Restate the listing that follows word for word, without its pictures.

:: EXERCISE INPUTS ::
• • • • • • •
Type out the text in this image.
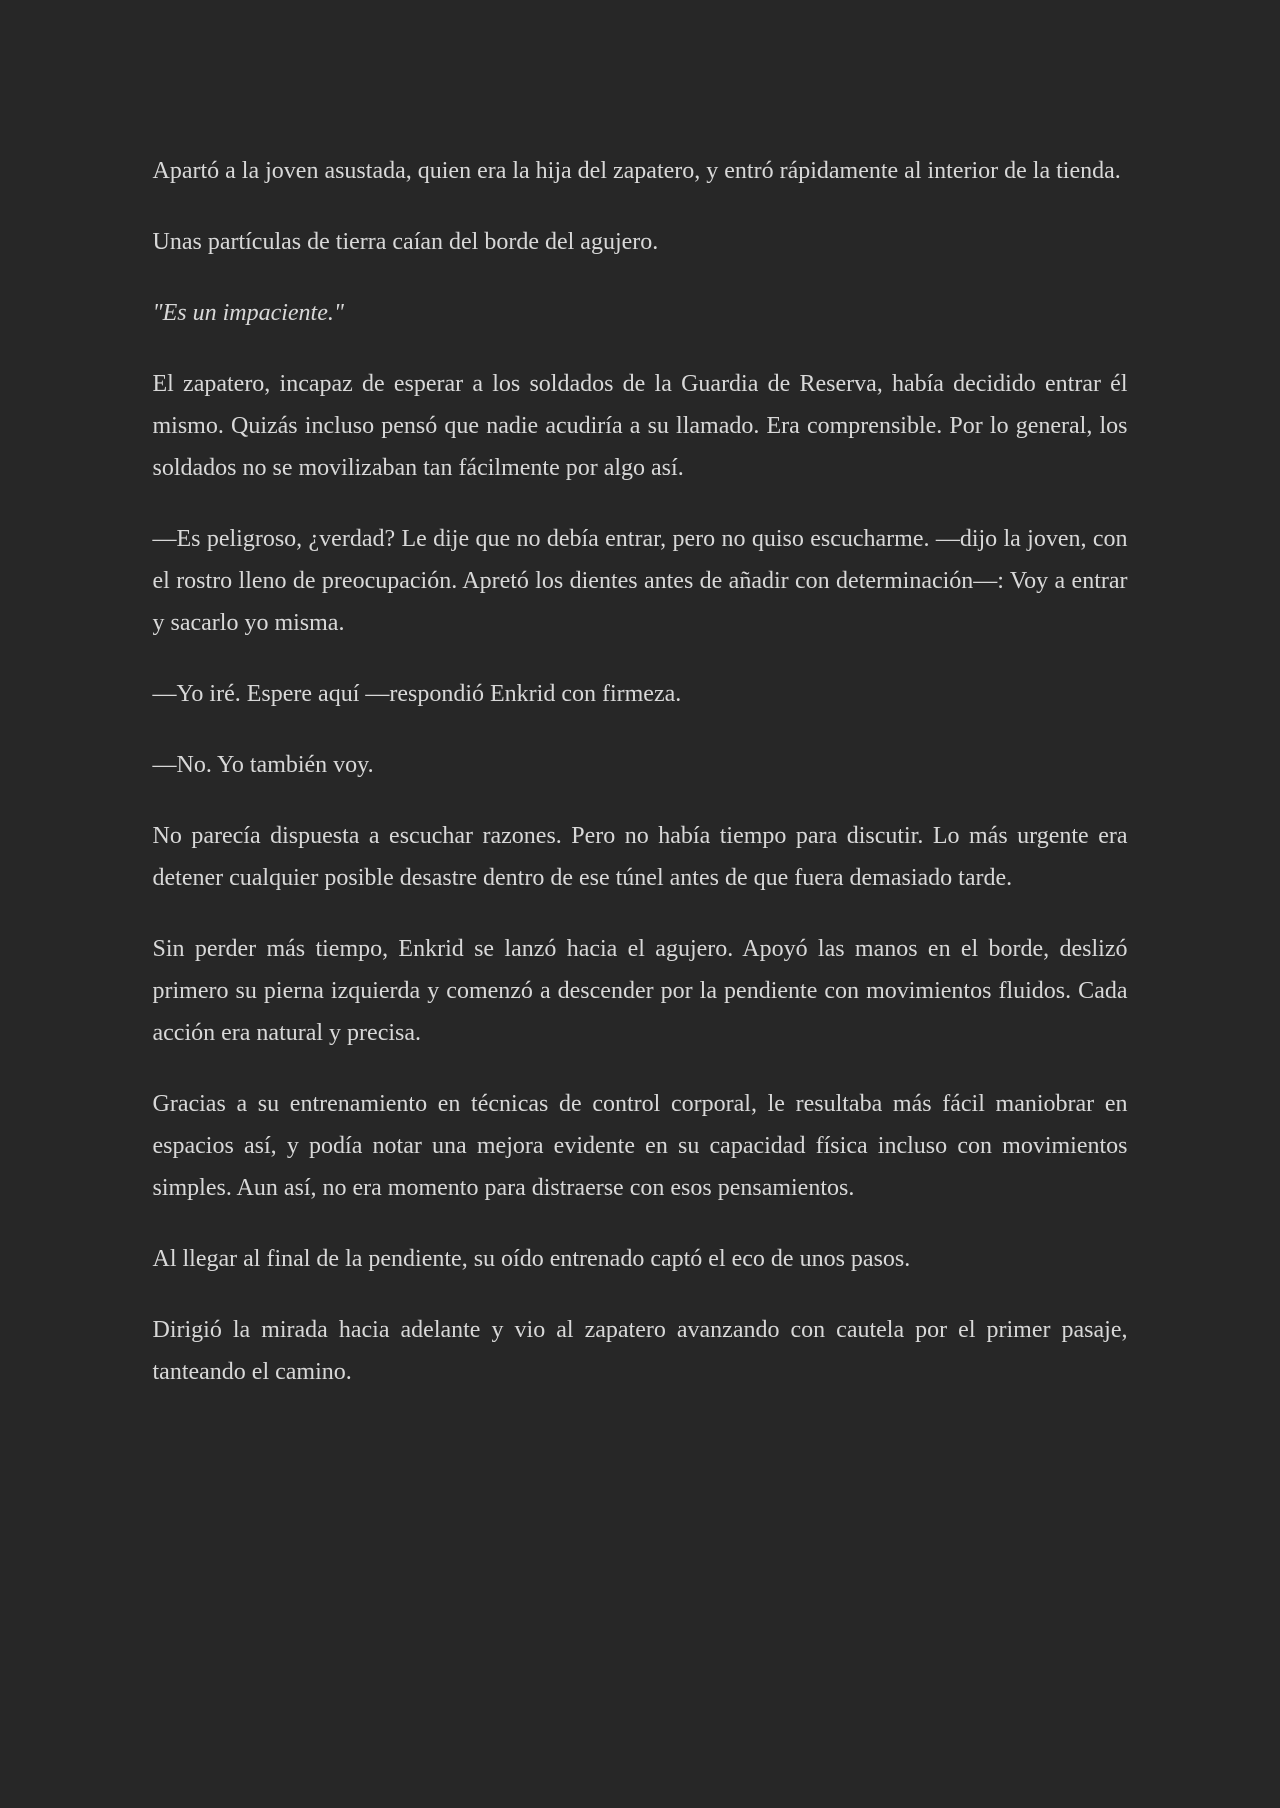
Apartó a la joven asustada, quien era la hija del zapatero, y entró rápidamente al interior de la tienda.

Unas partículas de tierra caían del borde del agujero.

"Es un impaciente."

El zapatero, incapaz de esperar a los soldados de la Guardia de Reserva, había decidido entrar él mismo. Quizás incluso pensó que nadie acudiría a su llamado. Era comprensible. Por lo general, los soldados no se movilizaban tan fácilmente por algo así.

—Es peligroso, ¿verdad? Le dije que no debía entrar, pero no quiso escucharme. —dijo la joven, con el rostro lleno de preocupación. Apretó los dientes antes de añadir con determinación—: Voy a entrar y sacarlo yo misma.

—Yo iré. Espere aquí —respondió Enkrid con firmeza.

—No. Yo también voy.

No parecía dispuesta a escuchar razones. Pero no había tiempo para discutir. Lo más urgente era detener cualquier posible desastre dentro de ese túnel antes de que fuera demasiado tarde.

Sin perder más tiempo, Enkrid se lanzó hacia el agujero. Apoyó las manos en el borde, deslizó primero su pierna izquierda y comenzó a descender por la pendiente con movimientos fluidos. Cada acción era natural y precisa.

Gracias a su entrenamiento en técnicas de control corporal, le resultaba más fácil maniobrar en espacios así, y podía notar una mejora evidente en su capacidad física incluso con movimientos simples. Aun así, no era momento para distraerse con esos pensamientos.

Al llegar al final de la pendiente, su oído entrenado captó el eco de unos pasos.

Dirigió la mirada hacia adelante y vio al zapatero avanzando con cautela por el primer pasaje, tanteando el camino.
• • • • • • •
:: WRITTEN SOLUTION ::
Type out the text in this image.
Apartó a la joven asustada, quien era la hija del zapatero, y entró rápidamente al interior de la tienda.

Unas partículas de tierra caían del borde del agujero.

"Es un impaciente."

El zapatero, incapaz de esperar a los soldados de la Guardia de Reserva, había decidido entrar él mismo. Quizás incluso pensó que nadie acudiría a su llamado. Era comprensible. Por lo general, los soldados no se movilizaban tan fácilmente por algo así.

—Es peligroso, ¿verdad? Le dije que no debía entrar, pero no quiso escucharme. —dijo la joven, con el rostro lleno de preocupación. Apretó los dientes antes de añadir con determinación—: Voy a entrar y sacarlo yo misma.

—Yo iré. Espere aquí —respondió Enkrid con firmeza.

—No. Yo también voy.

No parecía dispuesta a escuchar razones. Pero no había tiempo para discutir. Lo más urgente era detener cualquier posible desastre dentro de ese túnel antes de que fuera demasiado tarde.

Sin perder más tiempo, Enkrid se lanzó hacia el agujero. Apoyó las manos en el borde, deslizó primero su pierna izquierda y comenzó a descender por la pendiente con movimientos fluidos. Cada acción era natural y precisa.

Gracias a su entrenamiento en técnicas de control corporal, le resultaba más fácil maniobrar en espacios así, y podía notar una mejora evidente en su capacidad física incluso con movimientos simples. Aun así, no era momento para distraerse con esos pensamientos.

Al llegar al final de la pendiente, su oído entrenado captó el eco de unos pasos.

Dirigió la mirada hacia adelante y vio al zapatero avanzando con cautela por el primer pasaje, tanteando el camino.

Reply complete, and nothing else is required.